• [Exercise prompt]: Give the entries back exactly, dropping each image.

• [Exercise materials]:
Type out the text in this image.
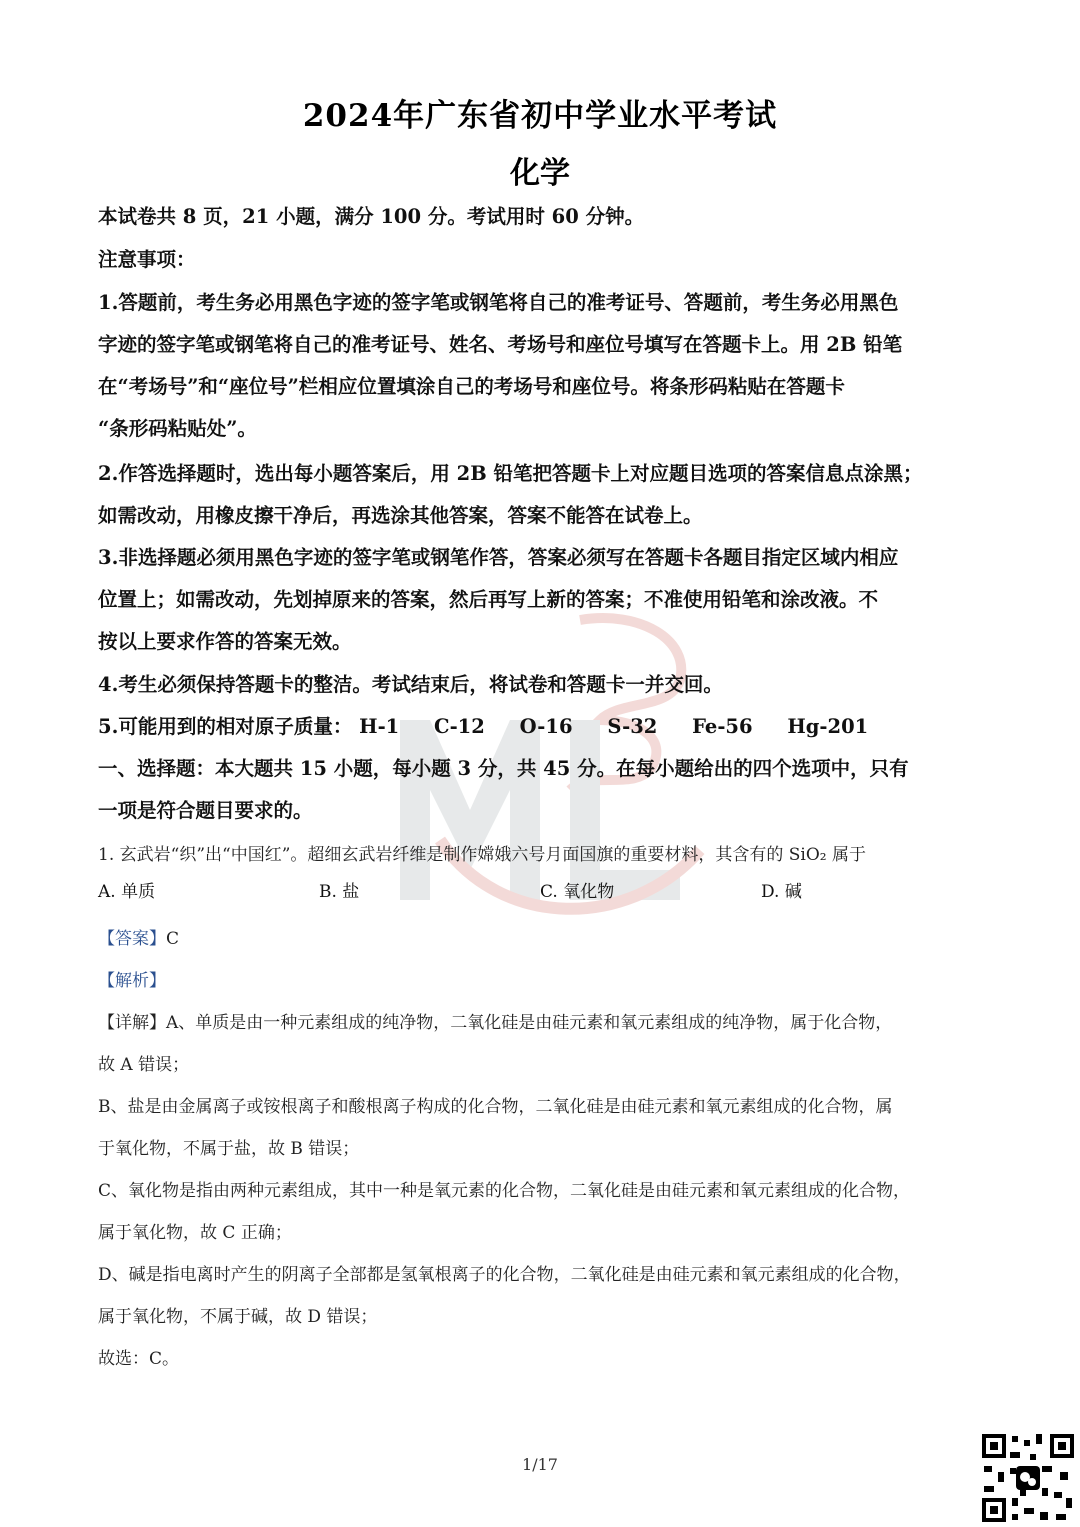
2024年广东省初中学业水平考试
化学
本试卷共 8 页，21 小题，满分 100 分。考试用时 60 分钟。
注意事项：
1.答题前，考生务必用黑色字迹的签字笔或钢笔将自己的准考证号、答题前，考生务必用黑色
字迹的签字笔或钢笔将自己的准考证号、姓名、考场号和座位号填写在答题卡上。用 2B 铅笔
在“考场号”和“座位号”栏相应位置填涂自己的考场号和座位号。将条形码粘贴在答题卡
“条形码粘贴处”。
2.作答选择题时，选出每小题答案后，用 2B 铅笔把答题卡上对应题目选项的答案信息点涂黑；
如需改动，用橡皮擦干净后，再选涂其他答案，答案不能答在试卷上。
3.非选择题必须用黑色字迹的签字笔或钢笔作答，答案必须写在答题卡各题目指定区域内相应
位置上；如需改动，先划掉原来的答案，然后再写上新的答案；不准使用铅笔和涂改液。不
按以上要求作答的答案无效。
4.考生必须保持答题卡的整洁。考试结束后，将试卷和答题卡一并交回。
5.可能用到的相对原子质量： H-1 C-12 O-16 S-32 Fe-56 Hg-201
一、选择题：本大题共 15 小题，每小题 3 分，共 45 分。在每小题给出的四个选项中，只有
一项是符合题目要求的。
1. 玄武岩“织”出“中国红”。超细玄武岩纤维是制作嫦娥六号月面国旗的重要材料，其含有的 SiO₂ 属于
A. 单质	B. 盐	C. 氧化物	D. 碱
【答案】C
【解析】
【详解】A、单质是由一种元素组成的纯净物，二氧化硅是由硅元素和氧元素组成的纯净物，属于化合物，
故 A 错误；
B、盐是由金属离子或铵根离子和酸根离子构成的化合物，二氧化硅是由硅元素和氧元素组成的化合物，属
于氧化物，不属于盐，故 B 错误；
C、氧化物是指由两种元素组成，其中一种是氧元素的化合物，二氧化硅是由硅元素和氧元素组成的化合物，
属于氧化物，故 C 正确；
D、碱是指电离时产生的阴离子全部都是氢氧根离子的化合物，二氧化硅是由硅元素和氧元素组成的化合物，
属于氧化物，不属于碱，故 D 错误；
故选：C。
1/17
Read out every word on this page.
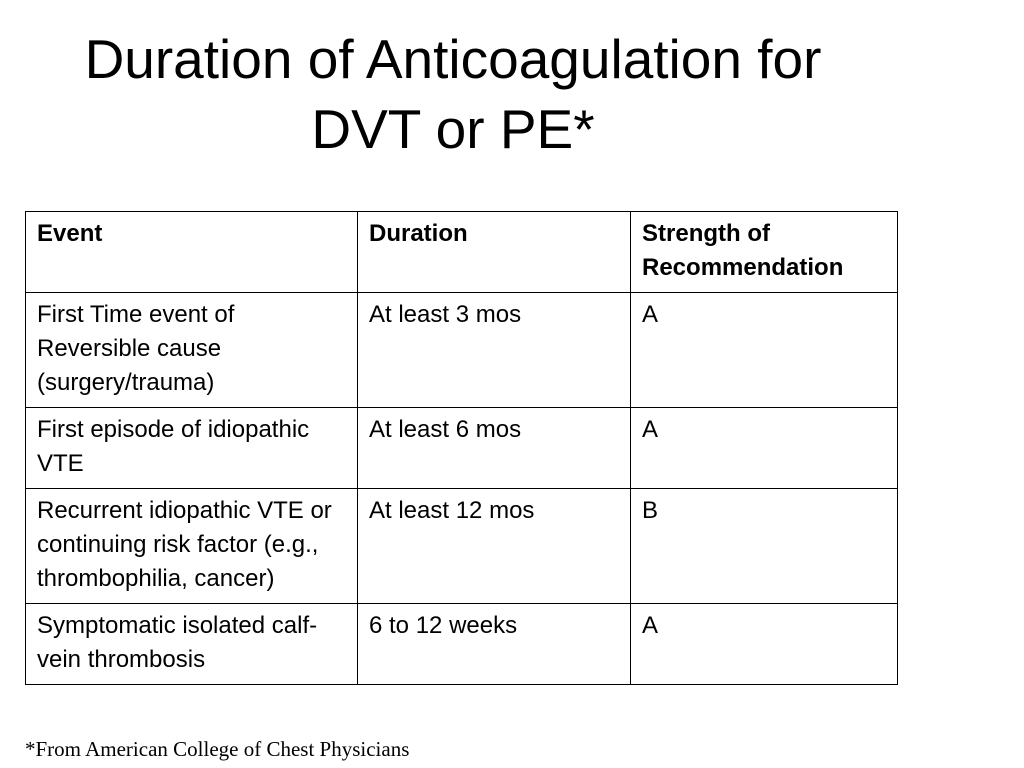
Duration of Anticoagulation for
DVT or PE*
Event	Duration	Strength of Recommendation
First Time event of Reversible cause (surgery/trauma)	At least 3 mos	A
First episode of idiopathic VTE	At least 6 mos	A
Recurrent idiopathic VTE or continuing risk factor (e.g., thrombophilia, cancer)	At least 12 mos	B
Symptomatic isolated calf-vein thrombosis	6 to 12 weeks	A
*From American College of Chest Physicians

• [Final answer]:
Type out the text in this image.
2024年广东省初中学业水平考试
化学
本试卷共 8 页，21 小题，满分 100 分。考试用时 60 分钟。
注意事项：
1.答题前，考生务必用黑色字迹的签字笔或钢笔将自己的准考证号、答题前，考生务必用黑色
字迹的签字笔或钢笔将自己的准考证号、姓名、考场号和座位号填写在答题卡上。用 2B 铅笔
在“考场号”和“座位号”栏相应位置填涂自己的考场号和座位号。将条形码粘贴在答题卡
“条形码粘贴处”。
2.作答选择题时，选出每小题答案后，用 2B 铅笔把答题卡上对应题目选项的答案信息点涂黑；
如需改动，用橡皮擦干净后，再选涂其他答案，答案不能答在试卷上。
3.非选择题必须用黑色字迹的签字笔或钢笔作答，答案必须写在答题卡各题目指定区域内相应
位置上；如需改动，先划掉原来的答案，然后再写上新的答案；不准使用铅笔和涂改液。不
按以上要求作答的答案无效。
4.考生必须保持答题卡的整洁。考试结束后，将试卷和答题卡一并交回。
5.可能用到的相对原子质量： H-1 C-12 O-16 S-32 Fe-56 Hg-201
一、选择题：本大题共 15 小题，每小题 3 分，共 45 分。在每小题给出的四个选项中，只有
一项是符合题目要求的。
1. 玄武岩“织”出“中国红”。超细玄武岩纤维是制作嫦娥六号月面国旗的重要材料，其含有的 SiO₂ 属于
A. 单质	B. 盐	C. 氧化物	D. 碱
【答案】C
【解析】
【详解】A、单质是由一种元素组成的纯净物，二氧化硅是由硅元素和氧元素组成的纯净物，属于化合物，
故 A 错误；
B、盐是由金属离子或铵根离子和酸根离子构成的化合物，二氧化硅是由硅元素和氧元素组成的化合物，属
于氧化物，不属于盐，故 B 错误；
C、氧化物是指由两种元素组成，其中一种是氧元素的化合物，二氧化硅是由硅元素和氧元素组成的化合物，
属于氧化物，故 C 正确；
D、碱是指电离时产生的阴离子全部都是氢氧根离子的化合物，二氧化硅是由硅元素和氧元素组成的化合物，
属于氧化物，不属于碱，故 D 错误；
故选：C。
1/17
Read out every word on this page.
Duration of Anticoagulation for
DVT or PE*
Event	Duration	Strength of Recommendation
First Time event of Reversible cause (surgery/trauma)	At least 3 mos	A
First episode of idiopathic VTE	At least 6 mos	A
Recurrent idiopathic VTE or continuing risk factor (e.g., thrombophilia, cancer)	At least 12 mos	B
Symptomatic isolated calf-vein thrombosis	6 to 12 weeks	A
*From American College of Chest Physicians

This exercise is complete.